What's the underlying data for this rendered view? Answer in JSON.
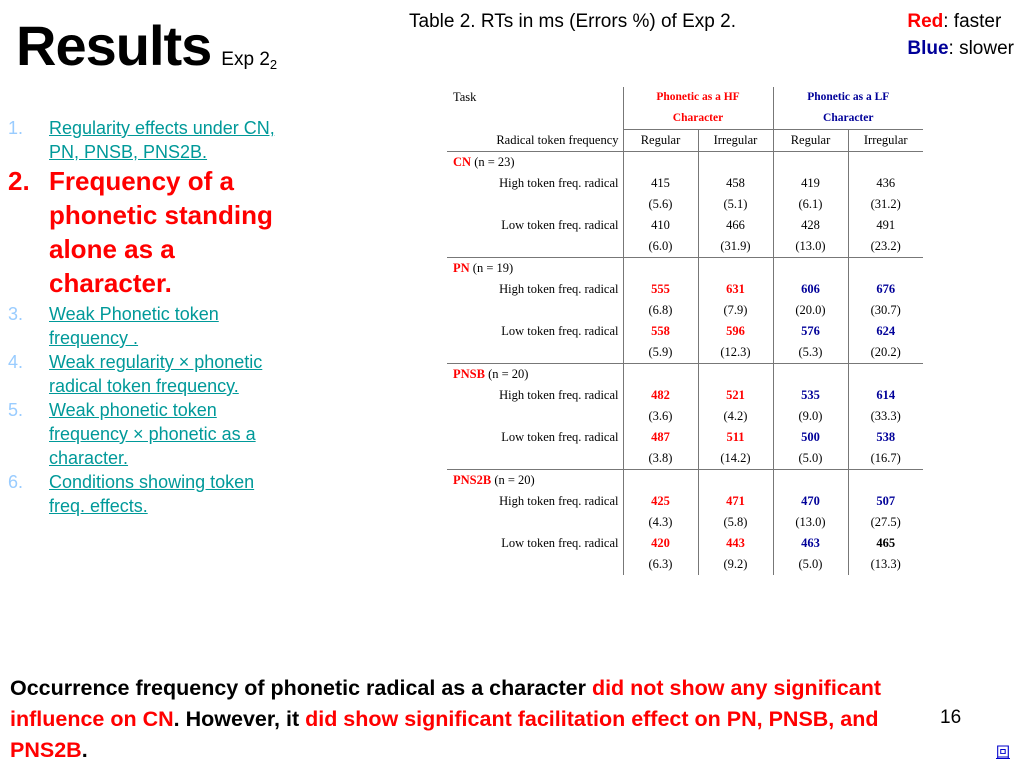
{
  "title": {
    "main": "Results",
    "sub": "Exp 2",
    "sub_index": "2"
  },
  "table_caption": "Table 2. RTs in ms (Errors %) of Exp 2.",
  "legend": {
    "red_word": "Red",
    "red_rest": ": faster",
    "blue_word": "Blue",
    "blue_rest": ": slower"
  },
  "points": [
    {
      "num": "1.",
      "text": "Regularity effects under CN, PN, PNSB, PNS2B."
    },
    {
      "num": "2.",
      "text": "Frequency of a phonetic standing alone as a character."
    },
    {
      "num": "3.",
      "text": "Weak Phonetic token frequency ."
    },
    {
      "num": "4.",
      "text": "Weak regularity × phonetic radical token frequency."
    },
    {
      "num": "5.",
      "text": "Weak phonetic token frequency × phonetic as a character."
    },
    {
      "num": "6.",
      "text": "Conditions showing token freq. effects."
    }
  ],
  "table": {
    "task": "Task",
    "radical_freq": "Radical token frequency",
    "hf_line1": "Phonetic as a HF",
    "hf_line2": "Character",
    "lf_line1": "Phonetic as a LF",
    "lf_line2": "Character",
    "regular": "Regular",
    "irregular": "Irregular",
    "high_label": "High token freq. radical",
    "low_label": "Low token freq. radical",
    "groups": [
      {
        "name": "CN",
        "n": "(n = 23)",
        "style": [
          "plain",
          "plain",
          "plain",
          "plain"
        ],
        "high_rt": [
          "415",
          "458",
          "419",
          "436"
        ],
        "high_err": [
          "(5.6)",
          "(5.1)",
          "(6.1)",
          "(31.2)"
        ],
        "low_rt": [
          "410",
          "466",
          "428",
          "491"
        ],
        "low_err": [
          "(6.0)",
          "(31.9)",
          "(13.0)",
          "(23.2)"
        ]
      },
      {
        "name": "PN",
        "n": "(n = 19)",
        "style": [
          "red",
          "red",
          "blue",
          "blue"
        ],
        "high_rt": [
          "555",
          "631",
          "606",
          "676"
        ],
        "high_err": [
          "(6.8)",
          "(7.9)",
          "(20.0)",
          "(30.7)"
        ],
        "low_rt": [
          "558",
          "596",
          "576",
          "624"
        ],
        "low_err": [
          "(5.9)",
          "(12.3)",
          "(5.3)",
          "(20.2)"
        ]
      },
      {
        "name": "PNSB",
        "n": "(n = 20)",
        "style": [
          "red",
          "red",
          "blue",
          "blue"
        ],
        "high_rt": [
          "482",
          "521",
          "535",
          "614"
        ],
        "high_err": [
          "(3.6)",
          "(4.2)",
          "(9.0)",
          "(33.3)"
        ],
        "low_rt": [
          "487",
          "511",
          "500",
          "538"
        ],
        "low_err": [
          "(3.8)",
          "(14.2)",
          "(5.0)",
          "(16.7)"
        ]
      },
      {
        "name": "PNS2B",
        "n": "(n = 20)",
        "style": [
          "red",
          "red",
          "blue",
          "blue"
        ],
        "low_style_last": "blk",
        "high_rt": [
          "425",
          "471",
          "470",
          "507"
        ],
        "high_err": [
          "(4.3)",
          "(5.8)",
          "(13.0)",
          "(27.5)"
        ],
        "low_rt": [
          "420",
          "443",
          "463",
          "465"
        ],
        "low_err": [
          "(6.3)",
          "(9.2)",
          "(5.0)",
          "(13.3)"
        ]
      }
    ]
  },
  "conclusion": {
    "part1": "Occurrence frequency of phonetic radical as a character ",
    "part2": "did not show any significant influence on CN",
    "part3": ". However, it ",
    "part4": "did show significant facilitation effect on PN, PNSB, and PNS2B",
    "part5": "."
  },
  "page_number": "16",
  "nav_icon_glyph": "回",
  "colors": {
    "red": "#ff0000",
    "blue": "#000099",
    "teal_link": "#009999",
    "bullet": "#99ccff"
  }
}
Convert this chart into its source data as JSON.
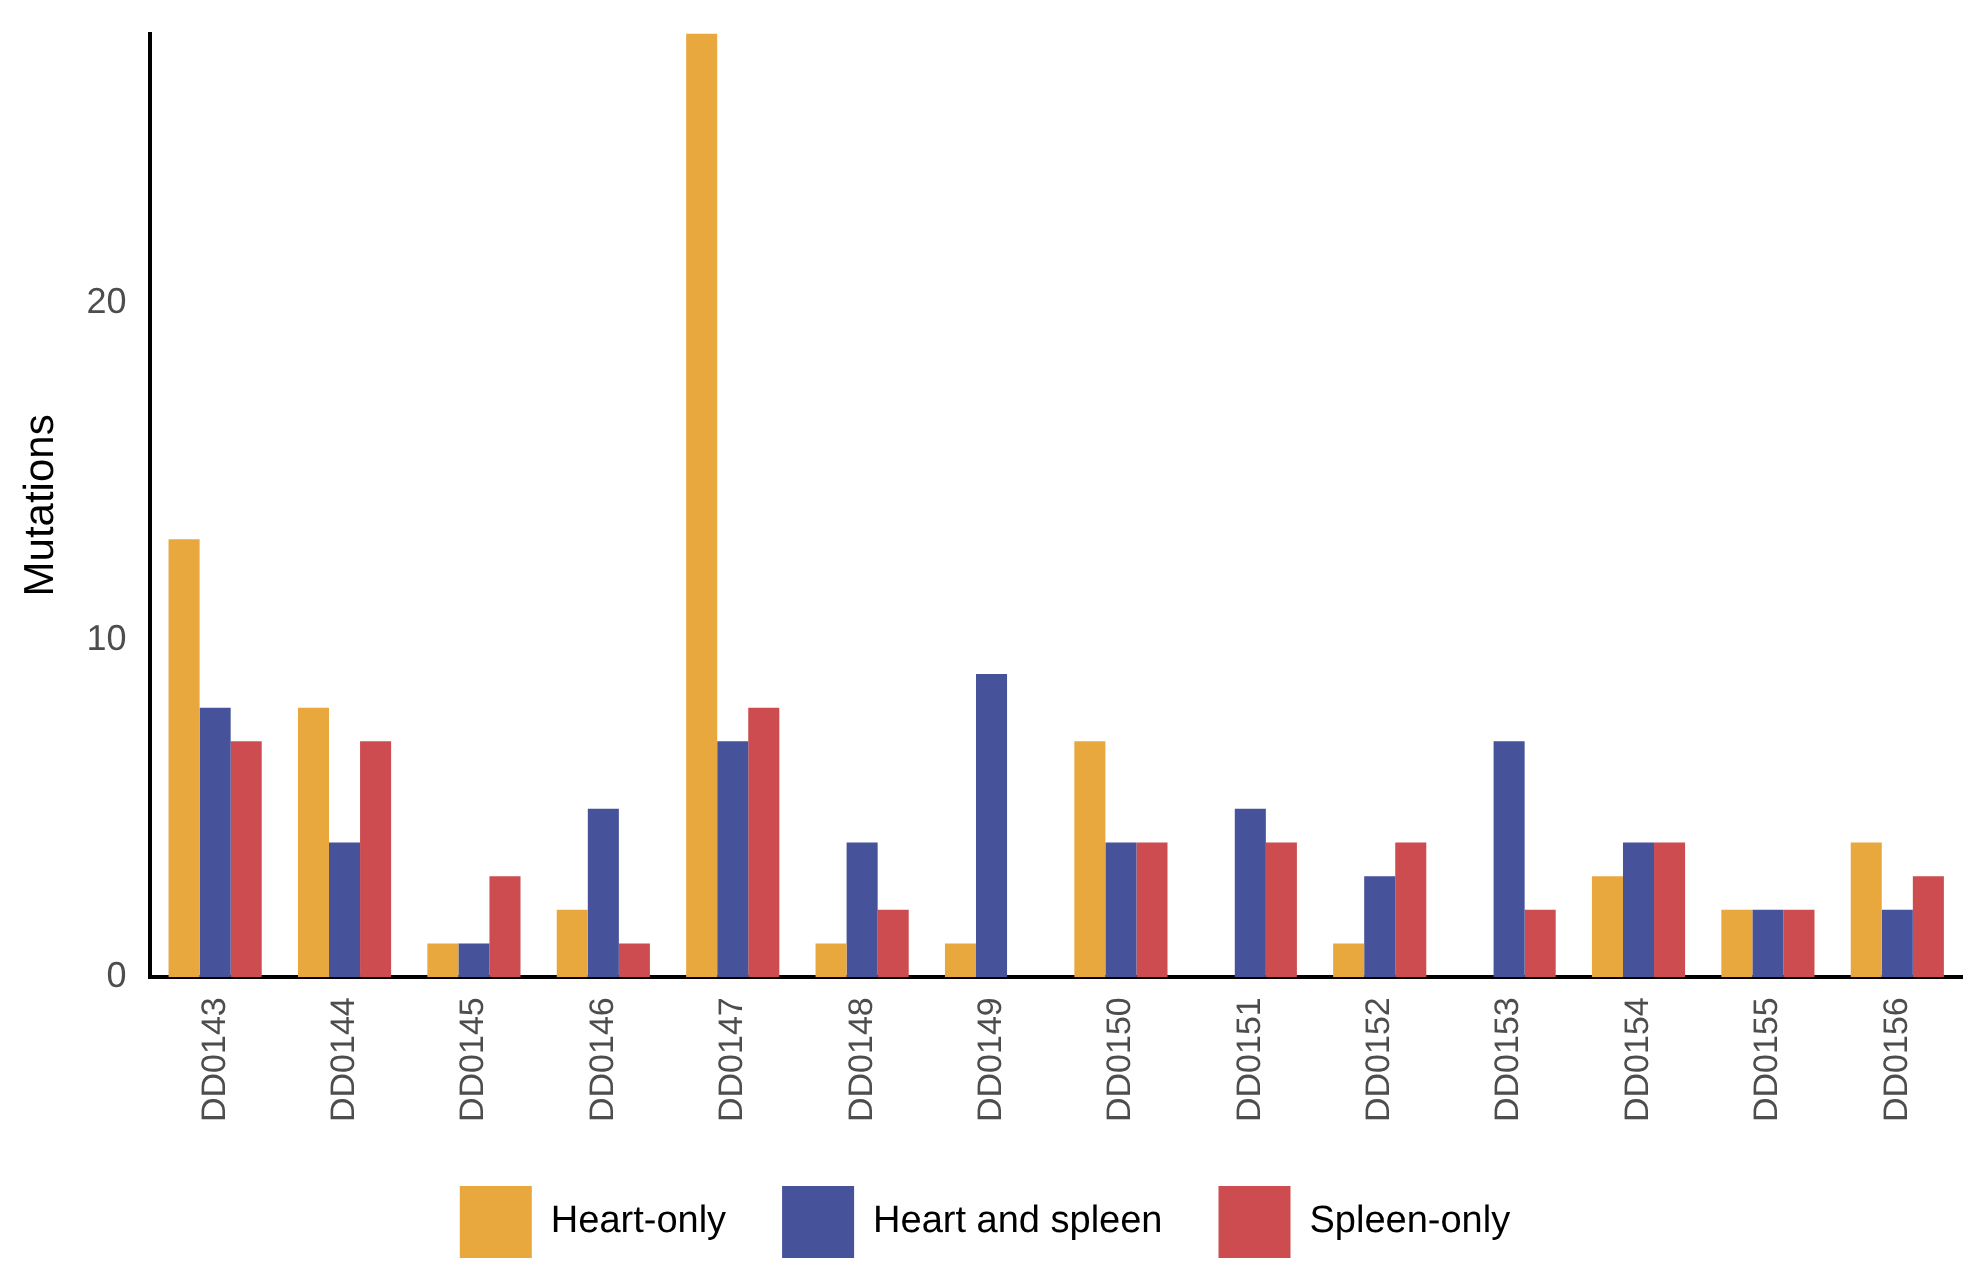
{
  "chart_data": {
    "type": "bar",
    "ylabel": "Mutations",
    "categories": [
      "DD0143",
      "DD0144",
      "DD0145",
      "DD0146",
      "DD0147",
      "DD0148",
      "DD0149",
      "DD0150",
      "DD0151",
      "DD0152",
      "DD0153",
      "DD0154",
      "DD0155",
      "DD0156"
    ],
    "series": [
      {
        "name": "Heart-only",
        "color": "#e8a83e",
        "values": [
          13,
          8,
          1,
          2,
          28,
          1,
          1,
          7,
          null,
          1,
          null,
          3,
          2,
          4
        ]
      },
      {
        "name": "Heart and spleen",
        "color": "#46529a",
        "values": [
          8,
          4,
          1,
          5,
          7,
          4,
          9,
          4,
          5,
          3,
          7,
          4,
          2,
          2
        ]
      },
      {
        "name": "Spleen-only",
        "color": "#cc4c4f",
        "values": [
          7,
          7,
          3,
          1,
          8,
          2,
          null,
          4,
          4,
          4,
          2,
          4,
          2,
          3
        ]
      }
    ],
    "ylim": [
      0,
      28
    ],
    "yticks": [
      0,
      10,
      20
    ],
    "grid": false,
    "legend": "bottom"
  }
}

----

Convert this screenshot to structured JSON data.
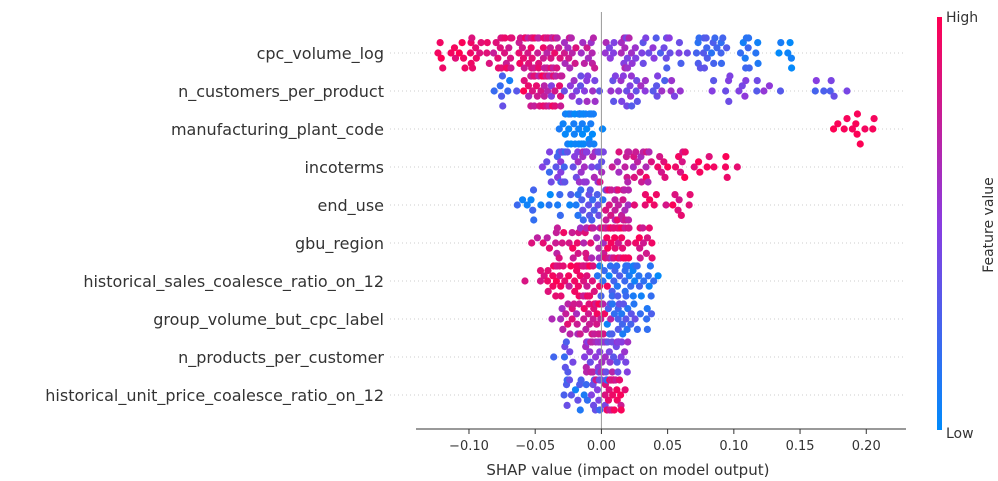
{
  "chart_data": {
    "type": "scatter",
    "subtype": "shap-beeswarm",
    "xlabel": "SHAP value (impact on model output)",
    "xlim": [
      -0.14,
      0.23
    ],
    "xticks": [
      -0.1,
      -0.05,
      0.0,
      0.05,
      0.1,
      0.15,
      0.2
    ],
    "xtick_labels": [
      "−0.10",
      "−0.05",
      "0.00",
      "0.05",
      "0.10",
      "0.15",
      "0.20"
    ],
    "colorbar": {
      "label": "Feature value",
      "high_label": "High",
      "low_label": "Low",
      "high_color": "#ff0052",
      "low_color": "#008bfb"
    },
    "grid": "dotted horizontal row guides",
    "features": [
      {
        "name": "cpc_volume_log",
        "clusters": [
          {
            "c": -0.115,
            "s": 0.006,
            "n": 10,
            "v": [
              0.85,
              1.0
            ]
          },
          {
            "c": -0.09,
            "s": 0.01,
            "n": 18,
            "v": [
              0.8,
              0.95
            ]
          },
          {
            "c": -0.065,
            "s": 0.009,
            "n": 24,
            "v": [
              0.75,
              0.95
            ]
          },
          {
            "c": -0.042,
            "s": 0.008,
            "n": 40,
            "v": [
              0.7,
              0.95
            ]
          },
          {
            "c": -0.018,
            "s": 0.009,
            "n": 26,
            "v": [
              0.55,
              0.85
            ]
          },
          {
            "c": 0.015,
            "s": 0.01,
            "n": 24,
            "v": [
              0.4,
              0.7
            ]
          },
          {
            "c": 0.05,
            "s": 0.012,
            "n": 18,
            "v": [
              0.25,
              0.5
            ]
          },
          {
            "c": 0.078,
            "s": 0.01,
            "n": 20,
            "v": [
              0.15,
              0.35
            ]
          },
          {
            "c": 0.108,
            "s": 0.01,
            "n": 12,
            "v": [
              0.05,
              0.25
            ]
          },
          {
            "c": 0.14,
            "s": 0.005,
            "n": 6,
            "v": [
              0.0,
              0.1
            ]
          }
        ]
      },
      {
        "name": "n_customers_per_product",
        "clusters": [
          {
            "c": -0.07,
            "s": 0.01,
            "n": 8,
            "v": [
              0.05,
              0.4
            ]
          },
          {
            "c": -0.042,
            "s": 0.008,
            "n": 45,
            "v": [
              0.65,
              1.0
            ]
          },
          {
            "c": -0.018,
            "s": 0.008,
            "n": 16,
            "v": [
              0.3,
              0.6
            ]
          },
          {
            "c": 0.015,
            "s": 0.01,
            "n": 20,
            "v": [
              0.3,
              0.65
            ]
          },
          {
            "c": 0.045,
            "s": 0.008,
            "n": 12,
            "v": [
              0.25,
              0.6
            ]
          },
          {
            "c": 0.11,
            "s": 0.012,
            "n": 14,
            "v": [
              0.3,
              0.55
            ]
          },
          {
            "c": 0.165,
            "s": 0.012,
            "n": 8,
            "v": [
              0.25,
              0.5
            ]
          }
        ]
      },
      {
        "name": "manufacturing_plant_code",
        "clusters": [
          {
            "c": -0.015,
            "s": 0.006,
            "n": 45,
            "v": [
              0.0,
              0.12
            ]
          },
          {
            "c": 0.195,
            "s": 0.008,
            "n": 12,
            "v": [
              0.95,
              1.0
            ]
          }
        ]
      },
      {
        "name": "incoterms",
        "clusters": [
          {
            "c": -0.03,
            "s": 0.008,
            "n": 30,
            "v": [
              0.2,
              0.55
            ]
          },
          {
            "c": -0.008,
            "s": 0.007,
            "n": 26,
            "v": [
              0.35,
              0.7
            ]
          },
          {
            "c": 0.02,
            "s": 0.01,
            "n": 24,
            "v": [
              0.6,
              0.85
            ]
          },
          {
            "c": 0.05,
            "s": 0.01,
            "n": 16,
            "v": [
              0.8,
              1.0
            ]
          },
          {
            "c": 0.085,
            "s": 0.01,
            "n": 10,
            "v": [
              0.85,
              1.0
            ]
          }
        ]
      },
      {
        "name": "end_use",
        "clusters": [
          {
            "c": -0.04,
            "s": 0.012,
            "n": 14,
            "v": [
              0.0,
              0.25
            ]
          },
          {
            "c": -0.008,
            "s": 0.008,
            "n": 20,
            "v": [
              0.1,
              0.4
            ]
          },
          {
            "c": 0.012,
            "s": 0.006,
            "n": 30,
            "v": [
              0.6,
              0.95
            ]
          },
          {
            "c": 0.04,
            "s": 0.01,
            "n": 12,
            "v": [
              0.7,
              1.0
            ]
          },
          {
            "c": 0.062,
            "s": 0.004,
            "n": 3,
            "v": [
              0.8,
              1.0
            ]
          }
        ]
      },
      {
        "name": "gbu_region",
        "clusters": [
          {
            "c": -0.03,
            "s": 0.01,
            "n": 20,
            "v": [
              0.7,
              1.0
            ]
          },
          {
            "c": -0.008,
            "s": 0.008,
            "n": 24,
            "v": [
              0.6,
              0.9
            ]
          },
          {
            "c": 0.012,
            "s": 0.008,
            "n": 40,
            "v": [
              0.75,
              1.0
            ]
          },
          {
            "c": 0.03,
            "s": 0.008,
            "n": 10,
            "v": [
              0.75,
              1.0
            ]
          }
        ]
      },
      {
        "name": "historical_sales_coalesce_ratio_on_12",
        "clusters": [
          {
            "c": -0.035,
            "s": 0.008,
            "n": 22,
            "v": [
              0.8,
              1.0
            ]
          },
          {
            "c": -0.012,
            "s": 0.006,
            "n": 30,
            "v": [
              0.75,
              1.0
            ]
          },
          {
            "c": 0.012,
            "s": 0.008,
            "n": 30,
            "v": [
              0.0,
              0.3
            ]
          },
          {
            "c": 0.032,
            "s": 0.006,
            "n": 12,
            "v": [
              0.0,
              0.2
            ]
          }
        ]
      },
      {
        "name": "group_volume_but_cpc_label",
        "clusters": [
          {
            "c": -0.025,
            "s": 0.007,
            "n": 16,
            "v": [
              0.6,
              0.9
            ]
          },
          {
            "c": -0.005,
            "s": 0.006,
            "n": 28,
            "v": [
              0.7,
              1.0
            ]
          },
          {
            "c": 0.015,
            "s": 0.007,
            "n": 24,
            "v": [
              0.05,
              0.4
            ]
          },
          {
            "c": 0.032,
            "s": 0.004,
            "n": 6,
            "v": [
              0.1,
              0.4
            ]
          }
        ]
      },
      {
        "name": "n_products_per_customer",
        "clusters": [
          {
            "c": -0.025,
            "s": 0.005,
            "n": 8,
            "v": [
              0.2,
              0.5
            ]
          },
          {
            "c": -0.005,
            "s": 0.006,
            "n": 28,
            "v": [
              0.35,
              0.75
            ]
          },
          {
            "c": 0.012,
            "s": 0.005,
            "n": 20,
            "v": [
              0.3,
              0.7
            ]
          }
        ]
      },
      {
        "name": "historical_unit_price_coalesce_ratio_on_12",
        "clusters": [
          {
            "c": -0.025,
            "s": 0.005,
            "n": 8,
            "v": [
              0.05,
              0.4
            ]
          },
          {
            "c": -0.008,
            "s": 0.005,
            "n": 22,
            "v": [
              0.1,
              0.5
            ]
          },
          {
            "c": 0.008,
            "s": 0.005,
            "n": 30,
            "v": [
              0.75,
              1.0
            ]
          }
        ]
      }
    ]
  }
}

----

EXERCISE GOAL:
Collect every line above that contains the word "grid".

CORRECT OUTPUT:
    "grid": false,
    "grid": "dotted horizontal row guides",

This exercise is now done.